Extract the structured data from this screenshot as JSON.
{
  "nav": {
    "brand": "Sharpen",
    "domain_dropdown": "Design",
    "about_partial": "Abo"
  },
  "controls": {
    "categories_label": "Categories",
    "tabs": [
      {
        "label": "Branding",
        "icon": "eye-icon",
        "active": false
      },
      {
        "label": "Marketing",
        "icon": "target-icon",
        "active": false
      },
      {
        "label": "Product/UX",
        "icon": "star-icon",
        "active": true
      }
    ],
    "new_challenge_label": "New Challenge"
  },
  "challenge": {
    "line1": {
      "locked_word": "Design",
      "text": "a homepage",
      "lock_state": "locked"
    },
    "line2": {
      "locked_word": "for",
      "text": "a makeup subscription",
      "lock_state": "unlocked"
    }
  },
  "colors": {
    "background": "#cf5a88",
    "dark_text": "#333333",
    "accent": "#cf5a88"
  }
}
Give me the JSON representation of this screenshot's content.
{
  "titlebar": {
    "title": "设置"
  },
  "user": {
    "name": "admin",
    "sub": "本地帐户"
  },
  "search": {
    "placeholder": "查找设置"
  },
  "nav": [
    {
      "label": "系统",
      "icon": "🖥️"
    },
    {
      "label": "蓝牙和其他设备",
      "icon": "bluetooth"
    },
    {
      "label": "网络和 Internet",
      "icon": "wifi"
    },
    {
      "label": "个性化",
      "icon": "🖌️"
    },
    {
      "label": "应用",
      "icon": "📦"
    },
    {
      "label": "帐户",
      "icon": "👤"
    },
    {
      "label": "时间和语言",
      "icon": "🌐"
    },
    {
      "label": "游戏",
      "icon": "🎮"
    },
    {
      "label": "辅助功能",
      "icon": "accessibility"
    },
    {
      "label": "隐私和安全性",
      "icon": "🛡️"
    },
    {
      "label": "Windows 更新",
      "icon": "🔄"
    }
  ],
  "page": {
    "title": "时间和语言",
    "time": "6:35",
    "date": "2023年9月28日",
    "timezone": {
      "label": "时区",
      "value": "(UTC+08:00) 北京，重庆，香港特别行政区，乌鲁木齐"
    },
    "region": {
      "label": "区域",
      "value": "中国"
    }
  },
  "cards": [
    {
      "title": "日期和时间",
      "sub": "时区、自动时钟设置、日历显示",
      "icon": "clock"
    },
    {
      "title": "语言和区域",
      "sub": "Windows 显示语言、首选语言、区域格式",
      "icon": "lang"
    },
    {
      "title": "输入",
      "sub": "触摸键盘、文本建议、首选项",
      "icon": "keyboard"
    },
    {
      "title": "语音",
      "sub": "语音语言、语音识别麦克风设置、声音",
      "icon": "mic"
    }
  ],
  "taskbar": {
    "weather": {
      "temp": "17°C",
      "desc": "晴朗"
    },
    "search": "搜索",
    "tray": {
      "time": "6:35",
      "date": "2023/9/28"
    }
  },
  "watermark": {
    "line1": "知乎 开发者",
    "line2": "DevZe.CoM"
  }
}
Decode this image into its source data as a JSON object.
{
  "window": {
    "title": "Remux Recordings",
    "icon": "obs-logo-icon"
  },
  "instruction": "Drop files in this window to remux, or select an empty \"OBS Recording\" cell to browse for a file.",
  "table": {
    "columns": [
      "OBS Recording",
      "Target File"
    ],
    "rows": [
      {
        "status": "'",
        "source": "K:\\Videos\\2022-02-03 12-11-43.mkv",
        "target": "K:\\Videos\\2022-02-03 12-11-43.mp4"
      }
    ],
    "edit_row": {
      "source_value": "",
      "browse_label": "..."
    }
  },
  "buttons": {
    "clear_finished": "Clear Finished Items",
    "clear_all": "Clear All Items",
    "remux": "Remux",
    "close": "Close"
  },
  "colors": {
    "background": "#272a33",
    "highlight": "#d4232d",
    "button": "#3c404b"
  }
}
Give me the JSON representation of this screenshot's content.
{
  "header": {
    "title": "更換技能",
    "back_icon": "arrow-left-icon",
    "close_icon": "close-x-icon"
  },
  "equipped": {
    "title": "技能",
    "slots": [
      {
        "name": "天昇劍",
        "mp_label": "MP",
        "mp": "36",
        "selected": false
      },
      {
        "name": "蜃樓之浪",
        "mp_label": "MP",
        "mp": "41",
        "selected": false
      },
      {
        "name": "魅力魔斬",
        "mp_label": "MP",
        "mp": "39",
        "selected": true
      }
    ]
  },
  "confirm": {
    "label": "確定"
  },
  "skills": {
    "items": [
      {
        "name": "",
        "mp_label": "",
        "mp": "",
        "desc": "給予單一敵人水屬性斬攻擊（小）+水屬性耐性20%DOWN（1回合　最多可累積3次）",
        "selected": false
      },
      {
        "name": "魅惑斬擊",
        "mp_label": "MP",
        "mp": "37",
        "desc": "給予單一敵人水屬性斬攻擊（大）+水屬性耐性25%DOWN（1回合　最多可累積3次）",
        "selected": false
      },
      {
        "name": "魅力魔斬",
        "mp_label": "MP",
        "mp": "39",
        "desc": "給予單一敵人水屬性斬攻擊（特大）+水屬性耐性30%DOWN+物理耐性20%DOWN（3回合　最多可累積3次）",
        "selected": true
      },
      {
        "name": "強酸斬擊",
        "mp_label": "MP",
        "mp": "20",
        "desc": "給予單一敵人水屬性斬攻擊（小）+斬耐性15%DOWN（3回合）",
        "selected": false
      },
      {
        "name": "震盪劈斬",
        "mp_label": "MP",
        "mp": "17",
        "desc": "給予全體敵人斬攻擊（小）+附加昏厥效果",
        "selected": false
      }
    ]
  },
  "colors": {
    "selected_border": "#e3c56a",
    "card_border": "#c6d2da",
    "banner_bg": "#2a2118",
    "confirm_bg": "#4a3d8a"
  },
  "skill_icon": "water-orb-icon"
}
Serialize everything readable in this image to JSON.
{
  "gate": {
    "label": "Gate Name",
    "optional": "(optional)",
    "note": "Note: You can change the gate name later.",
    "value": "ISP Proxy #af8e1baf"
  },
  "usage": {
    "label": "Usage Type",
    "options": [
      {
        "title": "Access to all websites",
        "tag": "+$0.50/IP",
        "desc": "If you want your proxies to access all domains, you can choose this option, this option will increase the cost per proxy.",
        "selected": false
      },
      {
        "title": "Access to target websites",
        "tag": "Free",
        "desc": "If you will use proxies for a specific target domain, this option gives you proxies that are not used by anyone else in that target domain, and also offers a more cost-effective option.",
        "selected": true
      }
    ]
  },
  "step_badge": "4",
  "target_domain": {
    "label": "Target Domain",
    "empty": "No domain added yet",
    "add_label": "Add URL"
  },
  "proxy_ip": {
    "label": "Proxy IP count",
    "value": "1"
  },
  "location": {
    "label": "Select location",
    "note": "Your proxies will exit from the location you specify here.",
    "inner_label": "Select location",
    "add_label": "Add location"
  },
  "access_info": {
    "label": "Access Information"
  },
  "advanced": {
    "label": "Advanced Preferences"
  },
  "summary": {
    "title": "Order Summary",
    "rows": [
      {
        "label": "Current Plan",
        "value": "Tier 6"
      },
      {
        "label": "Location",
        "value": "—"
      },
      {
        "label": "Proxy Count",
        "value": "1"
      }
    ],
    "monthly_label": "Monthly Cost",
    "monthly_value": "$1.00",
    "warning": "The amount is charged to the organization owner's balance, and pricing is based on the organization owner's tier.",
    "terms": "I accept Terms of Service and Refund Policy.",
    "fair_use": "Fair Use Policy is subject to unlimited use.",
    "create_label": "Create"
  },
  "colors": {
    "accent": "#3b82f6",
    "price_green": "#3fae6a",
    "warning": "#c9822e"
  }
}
####
§ Written task
Reproduce the listing in full. Keep it exactly as written.

§ Task answer
Extract the structured data from this screenshot as JSON.
{
  "nav": {
    "brand": "Sharpen",
    "domain_dropdown": "Design",
    "about_partial": "Abo"
  },
  "controls": {
    "categories_label": "Categories",
    "tabs": [
      {
        "label": "Branding",
        "icon": "eye-icon",
        "active": false
      },
      {
        "label": "Marketing",
        "icon": "target-icon",
        "active": false
      },
      {
        "label": "Product/UX",
        "icon": "star-icon",
        "active": true
      }
    ],
    "new_challenge_label": "New Challenge"
  },
  "challenge": {
    "line1": {
      "locked_word": "Design",
      "text": "a homepage",
      "lock_state": "locked"
    },
    "line2": {
      "locked_word": "for",
      "text": "a makeup subscription",
      "lock_state": "unlocked"
    }
  },
  "colors": {
    "background": "#cf5a88",
    "dark_text": "#333333",
    "accent": "#cf5a88"
  }
}
Give me the JSON representation of this screenshot's content.
{
  "titlebar": {
    "title": "设置"
  },
  "user": {
    "name": "admin",
    "sub": "本地帐户"
  },
  "search": {
    "placeholder": "查找设置"
  },
  "nav": [
    {
      "label": "系统",
      "icon": "🖥️"
    },
    {
      "label": "蓝牙和其他设备",
      "icon": "bluetooth"
    },
    {
      "label": "网络和 Internet",
      "icon": "wifi"
    },
    {
      "label": "个性化",
      "icon": "🖌️"
    },
    {
      "label": "应用",
      "icon": "📦"
    },
    {
      "label": "帐户",
      "icon": "👤"
    },
    {
      "label": "时间和语言",
      "icon": "🌐"
    },
    {
      "label": "游戏",
      "icon": "🎮"
    },
    {
      "label": "辅助功能",
      "icon": "accessibility"
    },
    {
      "label": "隐私和安全性",
      "icon": "🛡️"
    },
    {
      "label": "Windows 更新",
      "icon": "🔄"
    }
  ],
  "page": {
    "title": "时间和语言",
    "time": "6:35",
    "date": "2023年9月28日",
    "timezone": {
      "label": "时区",
      "value": "(UTC+08:00) 北京，重庆，香港特别行政区，乌鲁木齐"
    },
    "region": {
      "label": "区域",
      "value": "中国"
    }
  },
  "cards": [
    {
      "title": "日期和时间",
      "sub": "时区、自动时钟设置、日历显示",
      "icon": "clock"
    },
    {
      "title": "语言和区域",
      "sub": "Windows 显示语言、首选语言、区域格式",
      "icon": "lang"
    },
    {
      "title": "输入",
      "sub": "触摸键盘、文本建议、首选项",
      "icon": "keyboard"
    },
    {
      "title": "语音",
      "sub": "语音语言、语音识别麦克风设置、声音",
      "icon": "mic"
    }
  ],
  "taskbar": {
    "weather": {
      "temp": "17°C",
      "desc": "晴朗"
    },
    "search": "搜索",
    "tray": {
      "time": "6:35",
      "date": "2023/9/28"
    }
  },
  "watermark": {
    "line1": "知乎 开发者",
    "line2": "DevZe.CoM"
  }
}
Decode this image into its source data as a JSON object.
{
  "window": {
    "title": "Remux Recordings",
    "icon": "obs-logo-icon"
  },
  "instruction": "Drop files in this window to remux, or select an empty \"OBS Recording\" cell to browse for a file.",
  "table": {
    "columns": [
      "OBS Recording",
      "Target File"
    ],
    "rows": [
      {
        "status": "'",
        "source": "K:\\Videos\\2022-02-03 12-11-43.mkv",
        "target": "K:\\Videos\\2022-02-03 12-11-43.mp4"
      }
    ],
    "edit_row": {
      "source_value": "",
      "browse_label": "..."
    }
  },
  "buttons": {
    "clear_finished": "Clear Finished Items",
    "clear_all": "Clear All Items",
    "remux": "Remux",
    "close": "Close"
  },
  "colors": {
    "background": "#272a33",
    "highlight": "#d4232d",
    "button": "#3c404b"
  }
}
Give me the JSON representation of this screenshot's content.
{
  "header": {
    "title": "更換技能",
    "back_icon": "arrow-left-icon",
    "close_icon": "close-x-icon"
  },
  "equipped": {
    "title": "技能",
    "slots": [
      {
        "name": "天昇劍",
        "mp_label": "MP",
        "mp": "36",
        "selected": false
      },
      {
        "name": "蜃樓之浪",
        "mp_label": "MP",
        "mp": "41",
        "selected": false
      },
      {
        "name": "魅力魔斬",
        "mp_label": "MP",
        "mp": "39",
        "selected": true
      }
    ]
  },
  "confirm": {
    "label": "確定"
  },
  "skills": {
    "items": [
      {
        "name": "",
        "mp_label": "",
        "mp": "",
        "desc": "給予單一敵人水屬性斬攻擊（小）+水屬性耐性20%DOWN（1回合　最多可累積3次）",
        "selected": false
      },
      {
        "name": "魅惑斬擊",
        "mp_label": "MP",
        "mp": "37",
        "desc": "給予單一敵人水屬性斬攻擊（大）+水屬性耐性25%DOWN（1回合　最多可累積3次）",
        "selected": false
      },
      {
        "name": "魅力魔斬",
        "mp_label": "MP",
        "mp": "39",
        "desc": "給予單一敵人水屬性斬攻擊（特大）+水屬性耐性30%DOWN+物理耐性20%DOWN（3回合　最多可累積3次）",
        "selected": true
      },
      {
        "name": "強酸斬擊",
        "mp_label": "MP",
        "mp": "20",
        "desc": "給予單一敵人水屬性斬攻擊（小）+斬耐性15%DOWN（3回合）",
        "selected": false
      },
      {
        "name": "震盪劈斬",
        "mp_label": "MP",
        "mp": "17",
        "desc": "給予全體敵人斬攻擊（小）+附加昏厥效果",
        "selected": false
      }
    ]
  },
  "colors": {
    "selected_border": "#e3c56a",
    "card_border": "#c6d2da",
    "banner_bg": "#2a2118",
    "confirm_bg": "#4a3d8a"
  },
  "skill_icon": "water-orb-icon"
}
Serialize everything readable in this image to JSON.
{
  "gate": {
    "label": "Gate Name",
    "optional": "(optional)",
    "note": "Note: You can change the gate name later.",
    "value": "ISP Proxy #af8e1baf"
  },
  "usage": {
    "label": "Usage Type",
    "options": [
      {
        "title": "Access to all websites",
        "tag": "+$0.50/IP",
        "desc": "If you want your proxies to access all domains, you can choose this option, this option will increase the cost per proxy.",
        "selected": false
      },
      {
        "title": "Access to target websites",
        "tag": "Free",
        "desc": "If you will use proxies for a specific target domain, this option gives you proxies that are not used by anyone else in that target domain, and also offers a more cost-effective option.",
        "selected": true
      }
    ]
  },
  "step_badge": "4",
  "target_domain": {
    "label": "Target Domain",
    "empty": "No domain added yet",
    "add_label": "Add URL"
  },
  "proxy_ip": {
    "label": "Proxy IP count",
    "value": "1"
  },
  "location": {
    "label": "Select location",
    "note": "Your proxies will exit from the location you specify here.",
    "inner_label": "Select location",
    "add_label": "Add location"
  },
  "access_info": {
    "label": "Access Information"
  },
  "advanced": {
    "label": "Advanced Preferences"
  },
  "summary": {
    "title": "Order Summary",
    "rows": [
      {
        "label": "Current Plan",
        "value": "Tier 6"
      },
      {
        "label": "Location",
        "value": "—"
      },
      {
        "label": "Proxy Count",
        "value": "1"
      }
    ],
    "monthly_label": "Monthly Cost",
    "monthly_value": "$1.00",
    "warning": "The amount is charged to the organization owner's balance, and pricing is based on the organization owner's tier.",
    "terms": "I accept Terms of Service and Refund Policy.",
    "fair_use": "Fair Use Policy is subject to unlimited use.",
    "create_label": "Create"
  },
  "colors": {
    "accent": "#3b82f6",
    "price_green": "#3fae6a",
    "warning": "#c9822e"
  }
}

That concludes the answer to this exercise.